* The task:
Copy out all the lines in the records that include the word "եռանդով".

* Supplied data:
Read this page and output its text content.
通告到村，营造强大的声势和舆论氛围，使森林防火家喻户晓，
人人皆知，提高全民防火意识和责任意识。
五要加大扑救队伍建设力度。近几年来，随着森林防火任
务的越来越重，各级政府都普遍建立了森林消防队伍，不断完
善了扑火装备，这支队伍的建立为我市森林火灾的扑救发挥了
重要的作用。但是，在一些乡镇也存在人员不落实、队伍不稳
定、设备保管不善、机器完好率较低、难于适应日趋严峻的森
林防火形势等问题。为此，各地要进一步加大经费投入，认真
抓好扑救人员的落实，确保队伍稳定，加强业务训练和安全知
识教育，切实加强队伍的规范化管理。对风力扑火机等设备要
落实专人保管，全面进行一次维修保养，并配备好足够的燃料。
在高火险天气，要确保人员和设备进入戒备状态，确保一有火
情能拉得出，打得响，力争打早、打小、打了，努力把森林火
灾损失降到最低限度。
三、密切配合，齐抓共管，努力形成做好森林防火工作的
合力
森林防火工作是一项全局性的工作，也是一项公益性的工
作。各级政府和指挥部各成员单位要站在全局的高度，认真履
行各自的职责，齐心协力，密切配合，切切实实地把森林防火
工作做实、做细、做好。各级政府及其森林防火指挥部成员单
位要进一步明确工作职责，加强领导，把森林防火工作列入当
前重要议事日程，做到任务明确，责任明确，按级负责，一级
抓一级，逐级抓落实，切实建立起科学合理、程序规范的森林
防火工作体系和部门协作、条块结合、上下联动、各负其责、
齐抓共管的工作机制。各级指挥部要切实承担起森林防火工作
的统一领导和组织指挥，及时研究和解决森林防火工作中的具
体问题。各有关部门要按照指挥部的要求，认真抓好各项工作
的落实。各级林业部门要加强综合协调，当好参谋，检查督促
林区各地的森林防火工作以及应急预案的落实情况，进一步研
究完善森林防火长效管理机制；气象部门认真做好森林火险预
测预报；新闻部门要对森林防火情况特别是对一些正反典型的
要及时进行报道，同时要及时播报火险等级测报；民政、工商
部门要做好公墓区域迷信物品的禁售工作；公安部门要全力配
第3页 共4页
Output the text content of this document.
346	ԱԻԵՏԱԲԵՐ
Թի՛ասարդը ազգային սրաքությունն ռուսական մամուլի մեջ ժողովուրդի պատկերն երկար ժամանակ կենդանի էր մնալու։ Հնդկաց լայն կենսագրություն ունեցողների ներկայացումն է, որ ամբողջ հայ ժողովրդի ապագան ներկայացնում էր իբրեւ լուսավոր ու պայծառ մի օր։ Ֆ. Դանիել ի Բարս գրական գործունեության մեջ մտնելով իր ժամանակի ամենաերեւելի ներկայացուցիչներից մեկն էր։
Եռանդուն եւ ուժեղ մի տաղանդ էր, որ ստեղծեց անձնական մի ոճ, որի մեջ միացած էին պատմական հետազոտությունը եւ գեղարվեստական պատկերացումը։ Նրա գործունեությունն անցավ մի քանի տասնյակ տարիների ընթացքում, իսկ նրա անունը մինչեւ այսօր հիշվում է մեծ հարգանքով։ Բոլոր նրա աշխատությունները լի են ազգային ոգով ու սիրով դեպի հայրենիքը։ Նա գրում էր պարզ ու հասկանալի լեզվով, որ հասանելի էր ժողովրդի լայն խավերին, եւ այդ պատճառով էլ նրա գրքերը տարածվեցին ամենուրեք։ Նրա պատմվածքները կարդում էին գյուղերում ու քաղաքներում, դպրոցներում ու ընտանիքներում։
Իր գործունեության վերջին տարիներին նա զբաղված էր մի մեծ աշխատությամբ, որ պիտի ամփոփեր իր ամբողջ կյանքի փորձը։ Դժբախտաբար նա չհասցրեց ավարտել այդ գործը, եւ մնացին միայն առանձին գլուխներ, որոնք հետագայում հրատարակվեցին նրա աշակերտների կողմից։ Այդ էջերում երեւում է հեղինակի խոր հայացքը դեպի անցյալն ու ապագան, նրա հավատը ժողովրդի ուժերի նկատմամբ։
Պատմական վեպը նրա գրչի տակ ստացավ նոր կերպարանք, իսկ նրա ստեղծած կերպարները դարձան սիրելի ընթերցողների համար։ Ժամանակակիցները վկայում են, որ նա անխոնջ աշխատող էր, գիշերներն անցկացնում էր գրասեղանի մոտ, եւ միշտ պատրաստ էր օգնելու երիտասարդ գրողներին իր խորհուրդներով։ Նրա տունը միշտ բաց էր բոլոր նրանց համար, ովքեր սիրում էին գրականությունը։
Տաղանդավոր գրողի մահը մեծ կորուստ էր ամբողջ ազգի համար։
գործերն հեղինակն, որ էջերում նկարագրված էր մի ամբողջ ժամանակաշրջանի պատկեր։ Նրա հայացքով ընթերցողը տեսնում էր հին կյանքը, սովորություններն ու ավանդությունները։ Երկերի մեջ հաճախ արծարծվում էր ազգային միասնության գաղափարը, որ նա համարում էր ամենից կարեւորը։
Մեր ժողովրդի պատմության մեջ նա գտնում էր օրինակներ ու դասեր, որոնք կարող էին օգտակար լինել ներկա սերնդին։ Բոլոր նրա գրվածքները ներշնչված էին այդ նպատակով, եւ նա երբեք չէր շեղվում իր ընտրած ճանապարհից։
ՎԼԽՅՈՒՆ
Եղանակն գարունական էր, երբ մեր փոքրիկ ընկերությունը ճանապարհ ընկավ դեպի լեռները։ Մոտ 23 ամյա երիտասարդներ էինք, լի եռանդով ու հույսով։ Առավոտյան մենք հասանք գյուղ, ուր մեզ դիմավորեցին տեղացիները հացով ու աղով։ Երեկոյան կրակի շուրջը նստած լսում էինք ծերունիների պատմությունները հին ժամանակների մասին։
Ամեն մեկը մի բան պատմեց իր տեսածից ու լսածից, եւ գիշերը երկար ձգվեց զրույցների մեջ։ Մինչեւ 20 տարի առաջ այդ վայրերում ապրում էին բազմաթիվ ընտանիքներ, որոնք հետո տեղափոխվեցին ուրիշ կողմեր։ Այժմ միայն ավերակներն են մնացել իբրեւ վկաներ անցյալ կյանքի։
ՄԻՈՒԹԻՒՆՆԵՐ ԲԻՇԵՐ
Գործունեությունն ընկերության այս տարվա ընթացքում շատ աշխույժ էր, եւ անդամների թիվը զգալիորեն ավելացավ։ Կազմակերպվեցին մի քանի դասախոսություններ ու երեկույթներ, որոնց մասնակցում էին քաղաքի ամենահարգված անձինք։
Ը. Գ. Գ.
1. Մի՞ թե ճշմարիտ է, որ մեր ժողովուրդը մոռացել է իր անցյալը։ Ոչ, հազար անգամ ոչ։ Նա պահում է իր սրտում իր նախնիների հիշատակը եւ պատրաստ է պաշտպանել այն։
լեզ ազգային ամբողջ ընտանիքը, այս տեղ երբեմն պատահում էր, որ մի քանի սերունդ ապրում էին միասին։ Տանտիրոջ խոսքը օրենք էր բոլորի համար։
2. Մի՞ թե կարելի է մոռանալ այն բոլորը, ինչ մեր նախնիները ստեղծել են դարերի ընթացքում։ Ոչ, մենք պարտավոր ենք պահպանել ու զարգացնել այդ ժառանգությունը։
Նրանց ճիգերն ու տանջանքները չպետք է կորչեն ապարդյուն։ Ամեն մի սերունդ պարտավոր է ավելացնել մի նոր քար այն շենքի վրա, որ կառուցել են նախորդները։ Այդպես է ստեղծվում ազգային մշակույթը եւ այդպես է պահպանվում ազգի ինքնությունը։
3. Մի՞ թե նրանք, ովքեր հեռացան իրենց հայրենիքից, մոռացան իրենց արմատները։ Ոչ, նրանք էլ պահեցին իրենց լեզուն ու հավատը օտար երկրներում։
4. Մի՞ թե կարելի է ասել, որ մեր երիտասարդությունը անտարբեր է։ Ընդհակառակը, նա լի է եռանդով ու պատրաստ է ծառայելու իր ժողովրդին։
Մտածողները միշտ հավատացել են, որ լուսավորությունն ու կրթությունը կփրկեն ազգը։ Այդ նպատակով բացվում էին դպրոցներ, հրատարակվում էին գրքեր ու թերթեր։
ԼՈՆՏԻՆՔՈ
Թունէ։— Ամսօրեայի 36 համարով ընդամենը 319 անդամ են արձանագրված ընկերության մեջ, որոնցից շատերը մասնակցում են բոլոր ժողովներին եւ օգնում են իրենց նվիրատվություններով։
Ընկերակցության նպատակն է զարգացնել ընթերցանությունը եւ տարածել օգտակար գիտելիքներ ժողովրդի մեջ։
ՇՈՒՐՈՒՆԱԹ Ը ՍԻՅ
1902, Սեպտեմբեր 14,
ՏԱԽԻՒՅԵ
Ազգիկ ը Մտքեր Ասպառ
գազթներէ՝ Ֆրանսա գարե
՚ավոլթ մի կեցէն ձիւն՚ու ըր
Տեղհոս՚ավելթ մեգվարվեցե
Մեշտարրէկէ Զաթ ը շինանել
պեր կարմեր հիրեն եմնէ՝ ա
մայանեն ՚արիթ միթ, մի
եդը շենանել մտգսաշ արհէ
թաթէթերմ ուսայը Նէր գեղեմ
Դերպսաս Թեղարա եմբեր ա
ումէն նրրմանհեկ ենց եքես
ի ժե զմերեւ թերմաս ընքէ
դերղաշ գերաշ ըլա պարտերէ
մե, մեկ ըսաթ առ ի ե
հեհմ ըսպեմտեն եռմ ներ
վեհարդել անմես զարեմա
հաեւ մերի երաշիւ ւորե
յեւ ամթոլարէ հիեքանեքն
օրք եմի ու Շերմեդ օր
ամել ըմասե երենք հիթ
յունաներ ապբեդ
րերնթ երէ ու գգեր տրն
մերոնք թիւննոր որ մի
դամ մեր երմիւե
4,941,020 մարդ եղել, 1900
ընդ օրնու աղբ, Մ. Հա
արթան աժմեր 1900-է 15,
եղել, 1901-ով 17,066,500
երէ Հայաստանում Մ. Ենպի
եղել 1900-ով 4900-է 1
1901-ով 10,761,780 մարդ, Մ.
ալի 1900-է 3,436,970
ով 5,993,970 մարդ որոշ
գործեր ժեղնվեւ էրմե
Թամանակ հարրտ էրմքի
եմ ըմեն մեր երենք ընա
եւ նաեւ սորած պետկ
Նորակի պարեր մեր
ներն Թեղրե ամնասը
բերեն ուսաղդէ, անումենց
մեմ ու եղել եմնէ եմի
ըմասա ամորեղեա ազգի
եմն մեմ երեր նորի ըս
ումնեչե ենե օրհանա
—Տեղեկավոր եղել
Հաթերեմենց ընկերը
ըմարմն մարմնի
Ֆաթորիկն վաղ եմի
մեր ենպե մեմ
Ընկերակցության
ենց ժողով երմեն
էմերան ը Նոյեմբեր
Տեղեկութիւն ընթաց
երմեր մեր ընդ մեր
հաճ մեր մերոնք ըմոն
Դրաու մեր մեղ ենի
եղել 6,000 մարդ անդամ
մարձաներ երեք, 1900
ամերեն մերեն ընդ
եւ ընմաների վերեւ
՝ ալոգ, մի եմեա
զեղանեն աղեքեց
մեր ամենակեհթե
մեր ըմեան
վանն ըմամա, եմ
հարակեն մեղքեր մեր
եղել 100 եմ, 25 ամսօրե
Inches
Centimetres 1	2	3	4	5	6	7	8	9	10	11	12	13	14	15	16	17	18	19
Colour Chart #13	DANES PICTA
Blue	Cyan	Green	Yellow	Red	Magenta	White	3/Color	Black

* Task response:
Եղանակն գարունական էր, երբ մեր փոքրիկ ընկերությունը ճանապարհ ընկավ դեպի լեռները։ Մոտ 23 ամյա երիտասարդներ էինք, լի եռանդով ու հույսով։ Առավոտյան մենք հասանք գյուղ, ուր մեզ դիմավորեցին տեղացիները հացով ու աղով։ Երեկոյան կրակի շուրջը նստած լսում էինք ծերունիների պատմությունները հին ժամանակների մասին։
4. Մի՞ թե կարելի է ասել, որ մեր երիտասարդությունը անտարբեր է։ Ընդհակառակը, նա լի է եռանդով ու պատրաստ է ծառայելու իր ժողովրդին։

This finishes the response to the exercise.